**** Data for this task

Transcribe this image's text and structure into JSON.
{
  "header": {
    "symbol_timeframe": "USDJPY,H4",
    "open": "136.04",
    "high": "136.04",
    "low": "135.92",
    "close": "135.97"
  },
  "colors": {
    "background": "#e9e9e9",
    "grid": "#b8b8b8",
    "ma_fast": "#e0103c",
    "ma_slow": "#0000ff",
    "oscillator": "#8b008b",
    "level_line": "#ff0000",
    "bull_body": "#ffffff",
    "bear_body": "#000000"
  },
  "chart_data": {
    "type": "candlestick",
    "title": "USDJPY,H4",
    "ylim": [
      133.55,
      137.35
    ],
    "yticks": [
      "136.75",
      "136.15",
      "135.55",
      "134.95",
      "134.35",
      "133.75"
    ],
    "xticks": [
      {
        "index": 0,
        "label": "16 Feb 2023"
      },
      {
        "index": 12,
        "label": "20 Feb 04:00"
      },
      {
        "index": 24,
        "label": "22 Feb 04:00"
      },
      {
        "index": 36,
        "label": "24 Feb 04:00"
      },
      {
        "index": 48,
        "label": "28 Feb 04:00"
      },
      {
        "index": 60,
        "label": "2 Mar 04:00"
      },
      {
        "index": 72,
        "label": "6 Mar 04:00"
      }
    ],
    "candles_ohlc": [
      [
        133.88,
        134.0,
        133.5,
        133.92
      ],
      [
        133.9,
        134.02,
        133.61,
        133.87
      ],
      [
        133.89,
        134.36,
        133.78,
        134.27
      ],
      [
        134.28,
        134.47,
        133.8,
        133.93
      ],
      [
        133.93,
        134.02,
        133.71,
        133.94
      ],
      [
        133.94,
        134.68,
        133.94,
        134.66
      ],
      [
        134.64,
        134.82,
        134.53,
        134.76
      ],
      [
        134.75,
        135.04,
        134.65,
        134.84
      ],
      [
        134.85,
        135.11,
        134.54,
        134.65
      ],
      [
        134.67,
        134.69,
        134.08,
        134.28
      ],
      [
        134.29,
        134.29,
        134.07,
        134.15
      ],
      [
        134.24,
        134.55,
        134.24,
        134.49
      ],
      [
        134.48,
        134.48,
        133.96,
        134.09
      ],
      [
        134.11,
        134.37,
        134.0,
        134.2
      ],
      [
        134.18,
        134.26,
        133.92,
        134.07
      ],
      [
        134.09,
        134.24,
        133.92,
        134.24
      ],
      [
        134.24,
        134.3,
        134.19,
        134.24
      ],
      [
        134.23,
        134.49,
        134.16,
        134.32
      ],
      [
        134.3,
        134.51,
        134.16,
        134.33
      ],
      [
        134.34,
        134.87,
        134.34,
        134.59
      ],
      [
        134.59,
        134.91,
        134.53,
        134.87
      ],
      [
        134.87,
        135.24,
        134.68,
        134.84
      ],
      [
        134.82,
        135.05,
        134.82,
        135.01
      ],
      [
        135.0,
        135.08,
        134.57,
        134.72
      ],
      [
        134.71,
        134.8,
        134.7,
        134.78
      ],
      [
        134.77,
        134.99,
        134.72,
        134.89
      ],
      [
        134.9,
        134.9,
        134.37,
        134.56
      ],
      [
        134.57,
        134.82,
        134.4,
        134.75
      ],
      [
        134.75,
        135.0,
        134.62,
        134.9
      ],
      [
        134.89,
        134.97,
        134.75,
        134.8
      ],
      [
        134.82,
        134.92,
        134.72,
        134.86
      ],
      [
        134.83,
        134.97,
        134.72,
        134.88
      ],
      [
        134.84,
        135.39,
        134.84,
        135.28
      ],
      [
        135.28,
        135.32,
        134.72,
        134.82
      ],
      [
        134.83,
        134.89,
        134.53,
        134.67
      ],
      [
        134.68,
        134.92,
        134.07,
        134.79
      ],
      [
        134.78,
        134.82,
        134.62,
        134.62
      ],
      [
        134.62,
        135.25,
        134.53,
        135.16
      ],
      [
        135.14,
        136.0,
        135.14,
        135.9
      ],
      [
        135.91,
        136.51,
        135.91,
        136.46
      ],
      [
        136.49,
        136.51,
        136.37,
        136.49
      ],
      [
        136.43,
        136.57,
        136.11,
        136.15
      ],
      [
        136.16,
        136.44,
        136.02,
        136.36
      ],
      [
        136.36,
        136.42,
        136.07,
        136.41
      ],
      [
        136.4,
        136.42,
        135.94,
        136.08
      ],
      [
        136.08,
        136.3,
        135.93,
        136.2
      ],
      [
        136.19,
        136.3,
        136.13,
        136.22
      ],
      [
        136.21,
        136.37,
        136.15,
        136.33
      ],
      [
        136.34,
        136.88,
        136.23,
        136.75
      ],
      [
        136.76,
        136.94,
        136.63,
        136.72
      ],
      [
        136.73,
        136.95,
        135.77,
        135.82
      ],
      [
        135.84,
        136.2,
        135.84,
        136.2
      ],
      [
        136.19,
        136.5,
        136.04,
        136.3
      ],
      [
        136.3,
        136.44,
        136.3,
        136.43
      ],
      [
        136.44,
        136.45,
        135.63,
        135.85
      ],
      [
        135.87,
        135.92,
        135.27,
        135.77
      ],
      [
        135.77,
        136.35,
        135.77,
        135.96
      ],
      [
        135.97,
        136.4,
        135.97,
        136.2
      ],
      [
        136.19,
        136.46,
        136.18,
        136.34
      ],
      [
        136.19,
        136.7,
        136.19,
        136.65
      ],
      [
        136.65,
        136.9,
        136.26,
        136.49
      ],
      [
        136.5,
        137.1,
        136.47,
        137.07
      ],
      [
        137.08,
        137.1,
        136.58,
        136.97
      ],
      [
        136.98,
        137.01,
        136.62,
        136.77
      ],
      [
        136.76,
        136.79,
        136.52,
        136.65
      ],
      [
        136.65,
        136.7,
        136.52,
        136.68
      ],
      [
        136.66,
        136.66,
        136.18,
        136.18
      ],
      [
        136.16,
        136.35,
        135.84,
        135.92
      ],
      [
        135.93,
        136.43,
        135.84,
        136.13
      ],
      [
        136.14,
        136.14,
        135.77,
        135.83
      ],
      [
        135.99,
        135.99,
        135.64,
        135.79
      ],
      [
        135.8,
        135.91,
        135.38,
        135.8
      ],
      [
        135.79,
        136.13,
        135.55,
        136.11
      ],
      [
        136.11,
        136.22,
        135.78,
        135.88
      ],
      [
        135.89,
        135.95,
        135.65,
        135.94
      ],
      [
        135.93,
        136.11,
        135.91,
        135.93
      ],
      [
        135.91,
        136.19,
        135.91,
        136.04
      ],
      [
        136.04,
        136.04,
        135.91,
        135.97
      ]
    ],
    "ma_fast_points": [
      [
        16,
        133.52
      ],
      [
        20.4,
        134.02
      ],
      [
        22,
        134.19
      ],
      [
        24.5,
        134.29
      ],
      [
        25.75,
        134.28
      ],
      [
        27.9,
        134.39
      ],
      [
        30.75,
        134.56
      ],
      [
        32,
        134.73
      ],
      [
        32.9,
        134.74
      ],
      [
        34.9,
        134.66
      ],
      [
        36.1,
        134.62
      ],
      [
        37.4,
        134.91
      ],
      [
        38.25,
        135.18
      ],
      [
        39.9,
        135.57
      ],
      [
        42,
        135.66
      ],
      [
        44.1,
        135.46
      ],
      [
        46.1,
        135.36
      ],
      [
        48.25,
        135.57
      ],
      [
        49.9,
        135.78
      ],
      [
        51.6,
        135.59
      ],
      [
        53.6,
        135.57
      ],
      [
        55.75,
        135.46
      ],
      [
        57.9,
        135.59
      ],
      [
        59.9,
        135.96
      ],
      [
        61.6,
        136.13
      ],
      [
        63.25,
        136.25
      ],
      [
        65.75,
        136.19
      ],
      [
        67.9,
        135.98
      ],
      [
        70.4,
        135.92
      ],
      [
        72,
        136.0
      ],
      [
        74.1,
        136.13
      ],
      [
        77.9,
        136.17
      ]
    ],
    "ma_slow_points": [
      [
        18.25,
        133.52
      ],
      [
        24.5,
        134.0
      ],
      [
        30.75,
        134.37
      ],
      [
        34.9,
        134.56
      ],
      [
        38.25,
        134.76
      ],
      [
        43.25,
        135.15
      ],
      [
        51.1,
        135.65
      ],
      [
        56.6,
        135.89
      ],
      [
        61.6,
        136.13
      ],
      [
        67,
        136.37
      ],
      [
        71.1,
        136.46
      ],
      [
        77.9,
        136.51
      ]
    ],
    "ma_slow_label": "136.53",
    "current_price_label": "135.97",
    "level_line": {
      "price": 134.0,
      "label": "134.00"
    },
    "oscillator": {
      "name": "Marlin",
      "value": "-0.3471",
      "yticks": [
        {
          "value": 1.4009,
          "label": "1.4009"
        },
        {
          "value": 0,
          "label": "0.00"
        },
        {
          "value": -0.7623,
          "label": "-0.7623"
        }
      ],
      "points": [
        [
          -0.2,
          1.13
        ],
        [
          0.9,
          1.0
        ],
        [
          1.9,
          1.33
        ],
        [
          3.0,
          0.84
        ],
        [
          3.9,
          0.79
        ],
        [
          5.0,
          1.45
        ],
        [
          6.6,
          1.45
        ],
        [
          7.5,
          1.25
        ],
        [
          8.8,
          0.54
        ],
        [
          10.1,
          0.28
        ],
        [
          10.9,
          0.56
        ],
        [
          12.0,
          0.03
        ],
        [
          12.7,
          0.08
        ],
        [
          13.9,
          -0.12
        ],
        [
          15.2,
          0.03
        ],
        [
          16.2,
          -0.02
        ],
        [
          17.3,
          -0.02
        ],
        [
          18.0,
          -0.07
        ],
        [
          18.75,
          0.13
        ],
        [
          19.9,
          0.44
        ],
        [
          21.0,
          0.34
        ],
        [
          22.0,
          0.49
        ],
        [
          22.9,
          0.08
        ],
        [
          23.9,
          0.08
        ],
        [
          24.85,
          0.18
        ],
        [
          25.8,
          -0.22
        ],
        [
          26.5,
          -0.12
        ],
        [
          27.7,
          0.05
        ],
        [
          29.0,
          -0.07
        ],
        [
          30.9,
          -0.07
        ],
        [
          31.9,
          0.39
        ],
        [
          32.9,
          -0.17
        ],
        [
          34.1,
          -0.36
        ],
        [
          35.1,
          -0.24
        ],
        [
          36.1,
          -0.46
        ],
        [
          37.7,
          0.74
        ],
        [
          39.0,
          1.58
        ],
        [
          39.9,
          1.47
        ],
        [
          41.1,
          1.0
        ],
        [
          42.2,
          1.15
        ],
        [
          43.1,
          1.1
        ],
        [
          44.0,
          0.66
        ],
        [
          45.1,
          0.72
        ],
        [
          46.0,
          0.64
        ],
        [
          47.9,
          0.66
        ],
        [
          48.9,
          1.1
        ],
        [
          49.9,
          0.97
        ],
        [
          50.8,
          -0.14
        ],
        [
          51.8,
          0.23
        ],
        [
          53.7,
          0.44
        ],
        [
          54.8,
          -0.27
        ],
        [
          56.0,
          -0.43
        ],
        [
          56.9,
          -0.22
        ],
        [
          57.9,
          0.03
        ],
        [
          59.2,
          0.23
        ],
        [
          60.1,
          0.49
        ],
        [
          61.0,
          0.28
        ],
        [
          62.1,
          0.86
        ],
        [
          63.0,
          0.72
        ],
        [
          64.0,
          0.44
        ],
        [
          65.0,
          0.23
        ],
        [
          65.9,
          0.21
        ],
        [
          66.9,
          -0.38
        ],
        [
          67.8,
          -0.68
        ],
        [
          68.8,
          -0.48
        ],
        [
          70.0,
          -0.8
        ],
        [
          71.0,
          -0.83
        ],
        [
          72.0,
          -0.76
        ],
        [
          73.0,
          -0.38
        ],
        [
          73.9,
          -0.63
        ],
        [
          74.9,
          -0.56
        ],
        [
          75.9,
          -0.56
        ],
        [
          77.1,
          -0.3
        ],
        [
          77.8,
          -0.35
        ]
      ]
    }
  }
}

********

Return all lines with the word "value" in them.

§ **Exercise answer**:
      "value": "-0.3471",
          "value": 1.4009,
          "value": 0,
          "value": -0.7623,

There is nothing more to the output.